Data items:
:::::

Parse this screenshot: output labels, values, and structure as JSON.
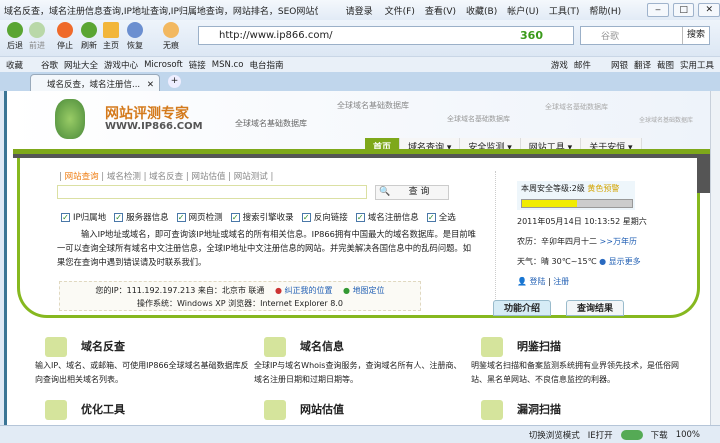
{
  "window": {
    "title": "域名反查，域名注册信息查询,IP地址查询,IP归属地查询，网站排名，SEO网站优化,...",
    "login": "请登录",
    "menu": [
      "文件(F)",
      "查看(V)",
      "收藏(B)",
      "帐户(U)",
      "工具(T)",
      "帮助(H)"
    ]
  },
  "toolbar": {
    "buttons": [
      "后退",
      "前进",
      "停止",
      "刷新",
      "主页",
      "恢复",
      "无痕"
    ],
    "url": "http://www.ip866.com/",
    "brand": "360",
    "search_placeholder": "谷歌",
    "search_button": "搜索"
  },
  "favorites": {
    "left": [
      "收藏",
      "谷歌",
      "网址大全",
      "游戏中心",
      "Microsoft",
      "链接",
      "MSN.co",
      "电台指南"
    ],
    "right": [
      "游戏",
      "邮件",
      "",
      "网银",
      "翻译",
      "截图",
      "实用工具"
    ]
  },
  "tab": {
    "label": "域名反查，域名注册信..."
  },
  "site": {
    "logo_cn": "网站评测专家",
    "logo_en": "WWW.IP866.COM",
    "slogan": "全球域名基础数据库",
    "nav": [
      "首页",
      "域名查询 ▾",
      "安全监测 ▾",
      "网站工具 ▾",
      "关于安恒 ▾"
    ],
    "query_tabs": [
      "网站查询",
      "域名检测",
      "域名反查",
      "网站估值",
      "网站测试"
    ],
    "query_button": "查 询",
    "checks": [
      "IP归属地",
      "服务器信息",
      "网页检测",
      "搜索引擎收录",
      "反向链接",
      "域名注册信息",
      "全选"
    ],
    "description": "输入IP地址或域名，即可查询该IP地址或域名的所有相关信息。IP866拥有中国最大的域名数据库。是目前唯一可以查询全球所有域名中文注册信息，全球IP地址中文注册信息的网站。并完美解决各国信息中的乱码问题。如果您在查询中遇到错误请及时联系我们。",
    "ip_line": "您的IP：111.192.197.213 来自：北京市 联通",
    "fix_location": "纠正我的位置",
    "map_locate": "地图定位",
    "os_line": "操作系统：Windows XP  浏览器：Internet Explorer 8.0",
    "security_level": "本周安全等级:2级",
    "security_warn": "黄色预警",
    "security_fill": 0.5,
    "datetime": "2011年05月14日 10:13:52 星期六",
    "lunar": "农历：辛卯年四月十二",
    "calendar_link": ">>万年历",
    "weather": "天气：晴 30℃~15℃",
    "weather_more": "显示更多",
    "login": "登陆",
    "register": "注册",
    "tabs": [
      "功能介绍",
      "查询结果"
    ],
    "features": [
      {
        "title": "域名反查",
        "desc": "输入IP、域名、或邮箱、可使用IP866全球域名基础数据库反向查询出相关域名列表。"
      },
      {
        "title": "域名信息",
        "desc": "全球IP与域名Whois查询服务，查询域名所有人、注册商、域名注册日期和过期日期等。"
      },
      {
        "title": "明鉴扫描",
        "desc": "明鉴域名扫描和备案监测系统拥有业界领先技术，是低俗网站、黑名单网站、不良信息监控的利器。"
      },
      {
        "title": "优化工具",
        "desc": ""
      },
      {
        "title": "网站估值",
        "desc": ""
      },
      {
        "title": "漏洞扫描",
        "desc": ""
      }
    ]
  },
  "status": {
    "switch_mode": "切换浏览模式",
    "ie_open": "IE打开",
    "download": "下载",
    "zoom": "100%"
  }
}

:::::

_Goal:_ Reproduce each entry verbatim, excluding any embedded images.

_Final answer:_
Parse this screenshot: output labels, values, and structure as JSON.
{
  "window": {
    "title": "域名反查，域名注册信息查询,IP地址查询,IP归属地查询，网站排名，SEO网站优化,...",
    "login": "请登录",
    "menu": [
      "文件(F)",
      "查看(V)",
      "收藏(B)",
      "帐户(U)",
      "工具(T)",
      "帮助(H)"
    ]
  },
  "toolbar": {
    "buttons": [
      "后退",
      "前进",
      "停止",
      "刷新",
      "主页",
      "恢复",
      "无痕"
    ],
    "url": "http://www.ip866.com/",
    "brand": "360",
    "search_placeholder": "谷歌",
    "search_button": "搜索"
  },
  "favorites": {
    "left": [
      "收藏",
      "谷歌",
      "网址大全",
      "游戏中心",
      "Microsoft",
      "链接",
      "MSN.co",
      "电台指南"
    ],
    "right": [
      "游戏",
      "邮件",
      "",
      "网银",
      "翻译",
      "截图",
      "实用工具"
    ]
  },
  "tab": {
    "label": "域名反查，域名注册信..."
  },
  "site": {
    "logo_cn": "网站评测专家",
    "logo_en": "WWW.IP866.COM",
    "slogan": "全球域名基础数据库",
    "nav": [
      "首页",
      "域名查询 ▾",
      "安全监测 ▾",
      "网站工具 ▾",
      "关于安恒 ▾"
    ],
    "query_tabs": [
      "网站查询",
      "域名检测",
      "域名反查",
      "网站估值",
      "网站测试"
    ],
    "query_button": "查 询",
    "checks": [
      "IP归属地",
      "服务器信息",
      "网页检测",
      "搜索引擎收录",
      "反向链接",
      "域名注册信息",
      "全选"
    ],
    "description": "输入IP地址或域名，即可查询该IP地址或域名的所有相关信息。IP866拥有中国最大的域名数据库。是目前唯一可以查询全球所有域名中文注册信息，全球IP地址中文注册信息的网站。并完美解决各国信息中的乱码问题。如果您在查询中遇到错误请及时联系我们。",
    "ip_line": "您的IP：111.192.197.213 来自：北京市 联通",
    "fix_location": "纠正我的位置",
    "map_locate": "地图定位",
    "os_line": "操作系统：Windows XP  浏览器：Internet Explorer 8.0",
    "security_level": "本周安全等级:2级",
    "security_warn": "黄色预警",
    "security_fill": 0.5,
    "datetime": "2011年05月14日 10:13:52 星期六",
    "lunar": "农历：辛卯年四月十二",
    "calendar_link": ">>万年历",
    "weather": "天气：晴 30℃~15℃",
    "weather_more": "显示更多",
    "login": "登陆",
    "register": "注册",
    "tabs": [
      "功能介绍",
      "查询结果"
    ],
    "features": [
      {
        "title": "域名反查",
        "desc": "输入IP、域名、或邮箱、可使用IP866全球域名基础数据库反向查询出相关域名列表。"
      },
      {
        "title": "域名信息",
        "desc": "全球IP与域名Whois查询服务，查询域名所有人、注册商、域名注册日期和过期日期等。"
      },
      {
        "title": "明鉴扫描",
        "desc": "明鉴域名扫描和备案监测系统拥有业界领先技术，是低俗网站、黑名单网站、不良信息监控的利器。"
      },
      {
        "title": "优化工具",
        "desc": ""
      },
      {
        "title": "网站估值",
        "desc": ""
      },
      {
        "title": "漏洞扫描",
        "desc": ""
      }
    ]
  },
  "status": {
    "switch_mode": "切换浏览模式",
    "ie_open": "IE打开",
    "download": "下载",
    "zoom": "100%"
  }
}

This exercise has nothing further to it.